**Given exercise**
Tally the lines that include the word "widest" and reply with nothing but the total.

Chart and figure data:
——————

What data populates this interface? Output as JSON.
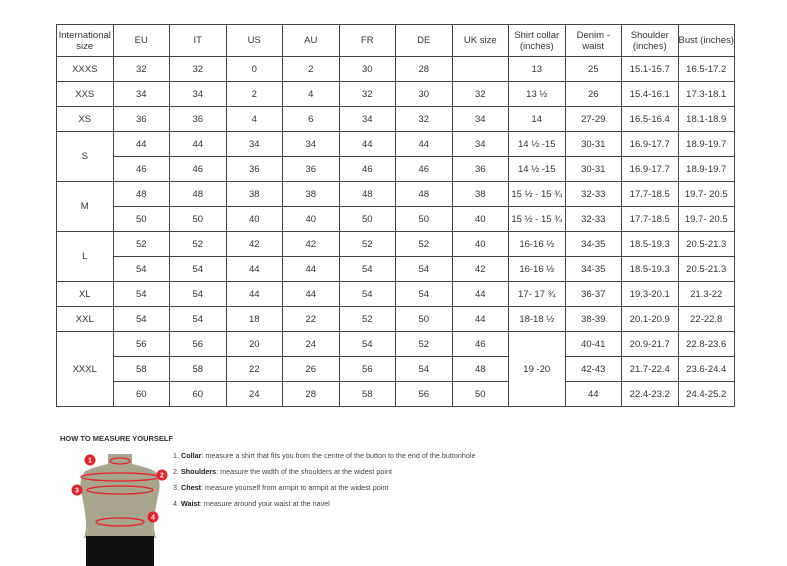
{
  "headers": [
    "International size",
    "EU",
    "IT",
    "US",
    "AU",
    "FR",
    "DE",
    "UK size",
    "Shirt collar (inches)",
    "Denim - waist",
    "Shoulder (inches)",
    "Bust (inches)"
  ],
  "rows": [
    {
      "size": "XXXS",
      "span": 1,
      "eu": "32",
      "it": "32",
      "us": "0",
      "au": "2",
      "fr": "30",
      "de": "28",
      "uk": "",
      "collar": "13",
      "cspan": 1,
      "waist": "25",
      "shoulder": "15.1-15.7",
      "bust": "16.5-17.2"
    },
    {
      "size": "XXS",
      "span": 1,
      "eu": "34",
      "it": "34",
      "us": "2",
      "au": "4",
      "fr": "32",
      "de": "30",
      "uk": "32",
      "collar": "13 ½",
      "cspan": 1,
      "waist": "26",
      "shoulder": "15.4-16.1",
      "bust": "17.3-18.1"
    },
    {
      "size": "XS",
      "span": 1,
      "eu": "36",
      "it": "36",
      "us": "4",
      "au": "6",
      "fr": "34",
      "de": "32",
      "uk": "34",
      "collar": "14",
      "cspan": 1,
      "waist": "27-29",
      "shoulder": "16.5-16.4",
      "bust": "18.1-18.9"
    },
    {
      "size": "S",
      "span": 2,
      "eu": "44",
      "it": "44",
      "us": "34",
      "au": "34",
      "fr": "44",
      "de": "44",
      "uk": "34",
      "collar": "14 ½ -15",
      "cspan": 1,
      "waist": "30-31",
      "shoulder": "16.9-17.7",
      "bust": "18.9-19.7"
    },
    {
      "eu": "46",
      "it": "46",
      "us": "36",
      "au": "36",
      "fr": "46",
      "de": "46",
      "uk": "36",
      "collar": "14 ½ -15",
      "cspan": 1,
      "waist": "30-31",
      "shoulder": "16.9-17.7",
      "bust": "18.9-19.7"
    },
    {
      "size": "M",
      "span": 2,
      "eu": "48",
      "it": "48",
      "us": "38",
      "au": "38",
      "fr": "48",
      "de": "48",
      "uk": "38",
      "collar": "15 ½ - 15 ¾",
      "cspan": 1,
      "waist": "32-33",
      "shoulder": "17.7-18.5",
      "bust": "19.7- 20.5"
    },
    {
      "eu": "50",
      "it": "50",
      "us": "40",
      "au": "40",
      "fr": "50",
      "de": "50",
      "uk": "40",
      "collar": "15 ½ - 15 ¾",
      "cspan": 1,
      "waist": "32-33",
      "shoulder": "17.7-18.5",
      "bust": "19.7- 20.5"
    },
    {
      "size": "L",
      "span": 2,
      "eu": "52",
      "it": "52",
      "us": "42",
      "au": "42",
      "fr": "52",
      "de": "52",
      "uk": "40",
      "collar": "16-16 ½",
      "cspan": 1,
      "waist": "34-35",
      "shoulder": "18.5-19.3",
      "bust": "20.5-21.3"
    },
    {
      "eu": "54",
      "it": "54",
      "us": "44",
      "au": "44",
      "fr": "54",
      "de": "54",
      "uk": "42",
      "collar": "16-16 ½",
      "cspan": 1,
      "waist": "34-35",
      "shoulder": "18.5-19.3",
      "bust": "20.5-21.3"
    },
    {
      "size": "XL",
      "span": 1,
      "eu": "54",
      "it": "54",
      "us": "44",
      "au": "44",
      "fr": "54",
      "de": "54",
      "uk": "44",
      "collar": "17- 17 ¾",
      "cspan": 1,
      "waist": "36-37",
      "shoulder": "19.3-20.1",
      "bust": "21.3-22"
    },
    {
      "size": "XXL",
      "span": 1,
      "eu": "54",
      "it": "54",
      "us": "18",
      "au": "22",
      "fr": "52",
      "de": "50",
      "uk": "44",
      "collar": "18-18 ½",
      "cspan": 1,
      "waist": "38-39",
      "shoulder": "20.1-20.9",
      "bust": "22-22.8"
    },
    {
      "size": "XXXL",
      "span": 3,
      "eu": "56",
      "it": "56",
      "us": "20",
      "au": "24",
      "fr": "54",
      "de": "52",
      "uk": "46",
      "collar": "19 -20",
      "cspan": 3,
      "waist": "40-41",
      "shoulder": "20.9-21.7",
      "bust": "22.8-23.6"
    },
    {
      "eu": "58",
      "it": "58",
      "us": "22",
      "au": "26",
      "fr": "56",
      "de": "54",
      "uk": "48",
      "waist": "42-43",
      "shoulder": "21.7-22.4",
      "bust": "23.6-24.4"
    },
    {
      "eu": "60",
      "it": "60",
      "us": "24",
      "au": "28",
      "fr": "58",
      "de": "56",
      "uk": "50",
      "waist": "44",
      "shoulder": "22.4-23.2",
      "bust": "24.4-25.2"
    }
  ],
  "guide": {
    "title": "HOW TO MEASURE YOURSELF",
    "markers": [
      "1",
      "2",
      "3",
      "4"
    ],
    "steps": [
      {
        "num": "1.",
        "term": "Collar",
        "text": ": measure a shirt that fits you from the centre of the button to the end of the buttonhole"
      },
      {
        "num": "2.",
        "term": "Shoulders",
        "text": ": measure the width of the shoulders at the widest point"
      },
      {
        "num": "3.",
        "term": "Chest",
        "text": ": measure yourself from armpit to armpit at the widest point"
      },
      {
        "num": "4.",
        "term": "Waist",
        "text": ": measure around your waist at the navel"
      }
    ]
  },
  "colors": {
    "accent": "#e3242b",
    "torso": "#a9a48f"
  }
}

——————

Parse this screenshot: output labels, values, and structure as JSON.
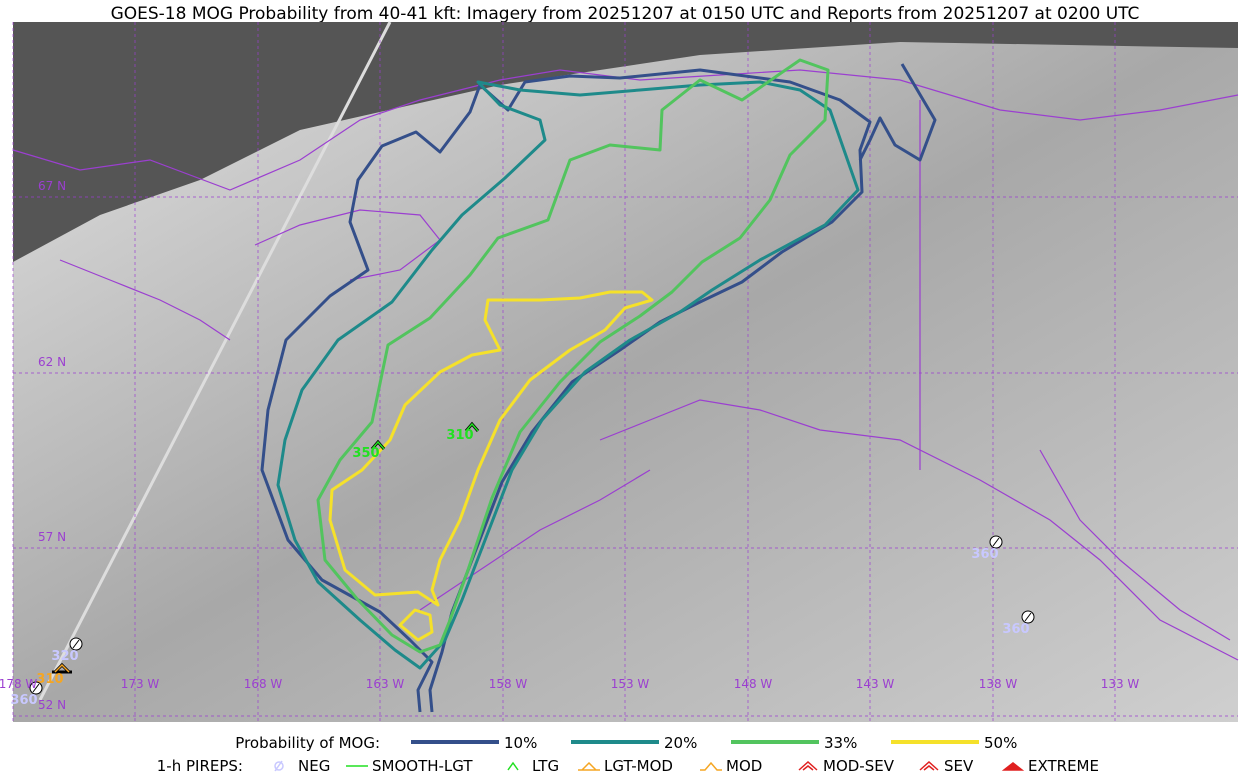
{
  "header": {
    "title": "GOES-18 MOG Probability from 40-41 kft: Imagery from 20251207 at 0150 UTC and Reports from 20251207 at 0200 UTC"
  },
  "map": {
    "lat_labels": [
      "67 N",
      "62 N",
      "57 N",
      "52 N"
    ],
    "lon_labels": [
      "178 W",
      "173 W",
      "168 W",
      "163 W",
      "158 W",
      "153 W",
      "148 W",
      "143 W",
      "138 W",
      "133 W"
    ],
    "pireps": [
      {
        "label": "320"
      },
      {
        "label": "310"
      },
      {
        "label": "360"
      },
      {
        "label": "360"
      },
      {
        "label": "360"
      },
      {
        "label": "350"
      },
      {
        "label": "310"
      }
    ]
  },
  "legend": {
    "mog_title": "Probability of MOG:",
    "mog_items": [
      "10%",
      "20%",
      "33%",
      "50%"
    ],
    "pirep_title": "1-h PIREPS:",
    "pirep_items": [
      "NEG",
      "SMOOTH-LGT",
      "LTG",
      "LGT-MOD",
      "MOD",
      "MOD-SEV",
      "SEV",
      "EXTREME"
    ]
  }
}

——————

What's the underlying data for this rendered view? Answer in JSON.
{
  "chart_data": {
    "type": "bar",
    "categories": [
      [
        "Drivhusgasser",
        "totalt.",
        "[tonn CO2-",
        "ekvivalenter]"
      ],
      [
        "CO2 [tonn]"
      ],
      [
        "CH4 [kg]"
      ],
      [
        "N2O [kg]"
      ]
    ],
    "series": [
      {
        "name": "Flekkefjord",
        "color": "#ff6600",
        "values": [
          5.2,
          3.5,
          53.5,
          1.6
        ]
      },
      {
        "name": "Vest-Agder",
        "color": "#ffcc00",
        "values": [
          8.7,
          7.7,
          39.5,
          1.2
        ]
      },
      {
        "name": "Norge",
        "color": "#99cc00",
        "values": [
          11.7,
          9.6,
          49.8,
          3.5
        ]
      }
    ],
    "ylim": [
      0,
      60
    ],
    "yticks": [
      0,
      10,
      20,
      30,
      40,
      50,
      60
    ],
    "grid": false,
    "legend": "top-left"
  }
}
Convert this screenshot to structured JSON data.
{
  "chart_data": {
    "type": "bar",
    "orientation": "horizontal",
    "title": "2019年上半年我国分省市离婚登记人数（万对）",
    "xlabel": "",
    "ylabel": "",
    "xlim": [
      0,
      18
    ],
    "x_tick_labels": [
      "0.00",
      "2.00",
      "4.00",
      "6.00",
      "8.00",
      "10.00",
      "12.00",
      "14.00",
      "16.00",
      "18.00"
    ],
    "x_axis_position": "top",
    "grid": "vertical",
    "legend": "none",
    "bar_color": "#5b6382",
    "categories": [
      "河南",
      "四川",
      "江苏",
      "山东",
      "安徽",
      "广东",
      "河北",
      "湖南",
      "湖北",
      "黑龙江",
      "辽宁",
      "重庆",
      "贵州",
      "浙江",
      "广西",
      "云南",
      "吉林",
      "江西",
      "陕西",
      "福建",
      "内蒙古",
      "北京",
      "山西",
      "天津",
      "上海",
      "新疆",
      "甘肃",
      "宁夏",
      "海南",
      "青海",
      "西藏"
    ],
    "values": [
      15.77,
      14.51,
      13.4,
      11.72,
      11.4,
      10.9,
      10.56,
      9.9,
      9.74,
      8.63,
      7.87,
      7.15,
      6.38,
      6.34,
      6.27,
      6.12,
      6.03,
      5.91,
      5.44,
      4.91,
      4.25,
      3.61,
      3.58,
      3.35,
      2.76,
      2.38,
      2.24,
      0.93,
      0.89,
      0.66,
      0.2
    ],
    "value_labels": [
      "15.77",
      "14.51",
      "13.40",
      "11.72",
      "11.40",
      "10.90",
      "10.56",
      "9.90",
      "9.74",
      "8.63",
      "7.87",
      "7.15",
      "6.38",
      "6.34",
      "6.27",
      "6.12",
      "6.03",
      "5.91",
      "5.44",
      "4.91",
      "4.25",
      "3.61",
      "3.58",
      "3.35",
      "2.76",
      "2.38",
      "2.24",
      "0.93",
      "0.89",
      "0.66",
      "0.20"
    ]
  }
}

——————

**Written solution**
2